* _What you should do_
Copy all of the records below verbatim.

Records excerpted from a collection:
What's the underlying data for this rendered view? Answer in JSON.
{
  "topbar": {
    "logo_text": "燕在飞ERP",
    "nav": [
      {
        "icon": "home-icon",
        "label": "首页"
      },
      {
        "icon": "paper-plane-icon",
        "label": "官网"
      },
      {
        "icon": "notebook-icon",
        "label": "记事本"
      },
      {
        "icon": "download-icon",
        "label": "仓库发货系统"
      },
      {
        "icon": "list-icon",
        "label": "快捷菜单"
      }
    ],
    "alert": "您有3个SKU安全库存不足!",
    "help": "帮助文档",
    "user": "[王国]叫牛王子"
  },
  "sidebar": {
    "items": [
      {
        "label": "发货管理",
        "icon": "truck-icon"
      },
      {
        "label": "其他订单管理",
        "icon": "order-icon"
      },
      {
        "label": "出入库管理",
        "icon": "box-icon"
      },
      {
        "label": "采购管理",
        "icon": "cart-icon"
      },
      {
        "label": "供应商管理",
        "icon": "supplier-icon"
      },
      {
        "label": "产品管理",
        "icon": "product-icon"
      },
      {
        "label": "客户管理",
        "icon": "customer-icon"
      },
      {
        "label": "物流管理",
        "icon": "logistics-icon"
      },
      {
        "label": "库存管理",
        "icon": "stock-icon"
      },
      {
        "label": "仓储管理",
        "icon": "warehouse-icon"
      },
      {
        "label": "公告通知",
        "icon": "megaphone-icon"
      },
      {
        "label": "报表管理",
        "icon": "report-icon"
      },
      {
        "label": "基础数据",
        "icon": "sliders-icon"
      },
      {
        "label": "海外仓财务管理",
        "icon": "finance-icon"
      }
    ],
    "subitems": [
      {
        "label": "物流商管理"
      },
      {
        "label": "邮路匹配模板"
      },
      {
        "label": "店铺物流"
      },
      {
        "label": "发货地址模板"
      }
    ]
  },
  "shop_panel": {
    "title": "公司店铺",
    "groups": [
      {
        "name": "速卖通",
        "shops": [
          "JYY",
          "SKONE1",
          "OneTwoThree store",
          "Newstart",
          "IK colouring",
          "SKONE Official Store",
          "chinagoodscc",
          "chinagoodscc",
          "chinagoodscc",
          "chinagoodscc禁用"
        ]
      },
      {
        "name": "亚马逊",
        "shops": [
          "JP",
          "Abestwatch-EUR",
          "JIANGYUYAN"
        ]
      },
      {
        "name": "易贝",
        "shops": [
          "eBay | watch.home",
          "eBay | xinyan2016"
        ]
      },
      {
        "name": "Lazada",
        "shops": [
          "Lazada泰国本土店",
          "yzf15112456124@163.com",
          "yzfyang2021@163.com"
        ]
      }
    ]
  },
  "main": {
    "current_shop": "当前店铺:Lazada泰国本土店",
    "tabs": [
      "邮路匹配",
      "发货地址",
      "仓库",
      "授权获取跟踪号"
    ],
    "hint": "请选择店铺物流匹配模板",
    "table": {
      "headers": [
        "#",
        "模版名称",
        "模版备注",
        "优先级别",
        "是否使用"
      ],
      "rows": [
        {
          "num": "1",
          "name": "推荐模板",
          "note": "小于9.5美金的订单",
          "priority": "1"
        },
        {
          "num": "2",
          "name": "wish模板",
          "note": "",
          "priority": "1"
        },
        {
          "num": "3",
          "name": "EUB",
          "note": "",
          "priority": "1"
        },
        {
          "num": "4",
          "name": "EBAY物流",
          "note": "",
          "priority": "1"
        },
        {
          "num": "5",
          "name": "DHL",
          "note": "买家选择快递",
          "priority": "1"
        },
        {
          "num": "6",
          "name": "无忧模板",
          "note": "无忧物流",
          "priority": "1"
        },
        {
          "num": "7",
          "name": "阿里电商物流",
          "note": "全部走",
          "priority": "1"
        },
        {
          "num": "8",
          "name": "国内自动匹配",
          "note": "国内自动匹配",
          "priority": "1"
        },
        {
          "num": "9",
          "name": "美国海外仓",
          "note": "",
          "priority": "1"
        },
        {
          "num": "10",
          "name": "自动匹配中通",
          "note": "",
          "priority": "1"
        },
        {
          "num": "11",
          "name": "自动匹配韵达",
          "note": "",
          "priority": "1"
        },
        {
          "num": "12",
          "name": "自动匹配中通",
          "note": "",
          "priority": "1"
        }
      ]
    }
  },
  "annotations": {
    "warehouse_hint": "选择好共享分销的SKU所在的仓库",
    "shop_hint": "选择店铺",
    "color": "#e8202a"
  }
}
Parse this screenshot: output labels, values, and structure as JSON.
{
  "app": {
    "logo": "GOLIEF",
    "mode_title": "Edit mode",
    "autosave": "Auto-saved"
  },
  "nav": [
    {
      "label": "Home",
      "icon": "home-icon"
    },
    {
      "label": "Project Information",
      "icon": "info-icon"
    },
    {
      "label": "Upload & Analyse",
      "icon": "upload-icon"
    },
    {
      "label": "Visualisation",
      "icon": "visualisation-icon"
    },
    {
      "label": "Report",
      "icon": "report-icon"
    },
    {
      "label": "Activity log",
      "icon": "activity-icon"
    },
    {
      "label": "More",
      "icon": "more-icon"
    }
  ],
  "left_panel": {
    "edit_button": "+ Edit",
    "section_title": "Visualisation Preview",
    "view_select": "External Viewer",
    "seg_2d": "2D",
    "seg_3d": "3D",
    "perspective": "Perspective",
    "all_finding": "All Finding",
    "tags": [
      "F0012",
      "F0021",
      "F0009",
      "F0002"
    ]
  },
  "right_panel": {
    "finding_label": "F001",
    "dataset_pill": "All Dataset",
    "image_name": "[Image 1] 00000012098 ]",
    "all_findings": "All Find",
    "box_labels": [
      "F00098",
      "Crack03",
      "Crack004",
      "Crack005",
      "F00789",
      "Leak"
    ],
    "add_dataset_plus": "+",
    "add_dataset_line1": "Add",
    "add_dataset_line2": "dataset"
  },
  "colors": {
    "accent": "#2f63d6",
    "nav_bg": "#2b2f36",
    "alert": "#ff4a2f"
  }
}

* _Task result_
What's the underlying data for this rendered view? Answer in JSON.
{
  "topbar": {
    "logo_text": "燕在飞ERP",
    "nav": [
      {
        "icon": "home-icon",
        "label": "首页"
      },
      {
        "icon": "paper-plane-icon",
        "label": "官网"
      },
      {
        "icon": "notebook-icon",
        "label": "记事本"
      },
      {
        "icon": "download-icon",
        "label": "仓库发货系统"
      },
      {
        "icon": "list-icon",
        "label": "快捷菜单"
      }
    ],
    "alert": "您有3个SKU安全库存不足!",
    "help": "帮助文档",
    "user": "[王国]叫牛王子"
  },
  "sidebar": {
    "items": [
      {
        "label": "发货管理",
        "icon": "truck-icon"
      },
      {
        "label": "其他订单管理",
        "icon": "order-icon"
      },
      {
        "label": "出入库管理",
        "icon": "box-icon"
      },
      {
        "label": "采购管理",
        "icon": "cart-icon"
      },
      {
        "label": "供应商管理",
        "icon": "supplier-icon"
      },
      {
        "label": "产品管理",
        "icon": "product-icon"
      },
      {
        "label": "客户管理",
        "icon": "customer-icon"
      },
      {
        "label": "物流管理",
        "icon": "logistics-icon"
      },
      {
        "label": "库存管理",
        "icon": "stock-icon"
      },
      {
        "label": "仓储管理",
        "icon": "warehouse-icon"
      },
      {
        "label": "公告通知",
        "icon": "megaphone-icon"
      },
      {
        "label": "报表管理",
        "icon": "report-icon"
      },
      {
        "label": "基础数据",
        "icon": "sliders-icon"
      },
      {
        "label": "海外仓财务管理",
        "icon": "finance-icon"
      }
    ],
    "subitems": [
      {
        "label": "物流商管理"
      },
      {
        "label": "邮路匹配模板"
      },
      {
        "label": "店铺物流"
      },
      {
        "label": "发货地址模板"
      }
    ]
  },
  "shop_panel": {
    "title": "公司店铺",
    "groups": [
      {
        "name": "速卖通",
        "shops": [
          "JYY",
          "SKONE1",
          "OneTwoThree store",
          "Newstart",
          "IK colouring",
          "SKONE Official Store",
          "chinagoodscc",
          "chinagoodscc",
          "chinagoodscc",
          "chinagoodscc禁用"
        ]
      },
      {
        "name": "亚马逊",
        "shops": [
          "JP",
          "Abestwatch-EUR",
          "JIANGYUYAN"
        ]
      },
      {
        "name": "易贝",
        "shops": [
          "eBay | watch.home",
          "eBay | xinyan2016"
        ]
      },
      {
        "name": "Lazada",
        "shops": [
          "Lazada泰国本土店",
          "yzf15112456124@163.com",
          "yzfyang2021@163.com"
        ]
      }
    ]
  },
  "main": {
    "current_shop": "当前店铺:Lazada泰国本土店",
    "tabs": [
      "邮路匹配",
      "发货地址",
      "仓库",
      "授权获取跟踪号"
    ],
    "hint": "请选择店铺物流匹配模板",
    "table": {
      "headers": [
        "#",
        "模版名称",
        "模版备注",
        "优先级别",
        "是否使用"
      ],
      "rows": [
        {
          "num": "1",
          "name": "推荐模板",
          "note": "小于9.5美金的订单",
          "priority": "1"
        },
        {
          "num": "2",
          "name": "wish模板",
          "note": "",
          "priority": "1"
        },
        {
          "num": "3",
          "name": "EUB",
          "note": "",
          "priority": "1"
        },
        {
          "num": "4",
          "name": "EBAY物流",
          "note": "",
          "priority": "1"
        },
        {
          "num": "5",
          "name": "DHL",
          "note": "买家选择快递",
          "priority": "1"
        },
        {
          "num": "6",
          "name": "无忧模板",
          "note": "无忧物流",
          "priority": "1"
        },
        {
          "num": "7",
          "name": "阿里电商物流",
          "note": "全部走",
          "priority": "1"
        },
        {
          "num": "8",
          "name": "国内自动匹配",
          "note": "国内自动匹配",
          "priority": "1"
        },
        {
          "num": "9",
          "name": "美国海外仓",
          "note": "",
          "priority": "1"
        },
        {
          "num": "10",
          "name": "自动匹配中通",
          "note": "",
          "priority": "1"
        },
        {
          "num": "11",
          "name": "自动匹配韵达",
          "note": "",
          "priority": "1"
        },
        {
          "num": "12",
          "name": "自动匹配中通",
          "note": "",
          "priority": "1"
        }
      ]
    }
  },
  "annotations": {
    "warehouse_hint": "选择好共享分销的SKU所在的仓库",
    "shop_hint": "选择店铺",
    "color": "#e8202a"
  }
}
Parse this screenshot: output labels, values, and structure as JSON.
{
  "app": {
    "logo": "GOLIEF",
    "mode_title": "Edit mode",
    "autosave": "Auto-saved"
  },
  "nav": [
    {
      "label": "Home",
      "icon": "home-icon"
    },
    {
      "label": "Project Information",
      "icon": "info-icon"
    },
    {
      "label": "Upload & Analyse",
      "icon": "upload-icon"
    },
    {
      "label": "Visualisation",
      "icon": "visualisation-icon"
    },
    {
      "label": "Report",
      "icon": "report-icon"
    },
    {
      "label": "Activity log",
      "icon": "activity-icon"
    },
    {
      "label": "More",
      "icon": "more-icon"
    }
  ],
  "left_panel": {
    "edit_button": "+ Edit",
    "section_title": "Visualisation Preview",
    "view_select": "External Viewer",
    "seg_2d": "2D",
    "seg_3d": "3D",
    "perspective": "Perspective",
    "all_finding": "All Finding",
    "tags": [
      "F0012",
      "F0021",
      "F0009",
      "F0002"
    ]
  },
  "right_panel": {
    "finding_label": "F001",
    "dataset_pill": "All Dataset",
    "image_name": "[Image 1] 00000012098 ]",
    "all_findings": "All Find",
    "box_labels": [
      "F00098",
      "Crack03",
      "Crack004",
      "Crack005",
      "F00789",
      "Leak"
    ],
    "add_dataset_plus": "+",
    "add_dataset_line1": "Add",
    "add_dataset_line2": "dataset"
  },
  "colors": {
    "accent": "#2f63d6",
    "nav_bg": "#2b2f36",
    "alert": "#ff4a2f"
  }
}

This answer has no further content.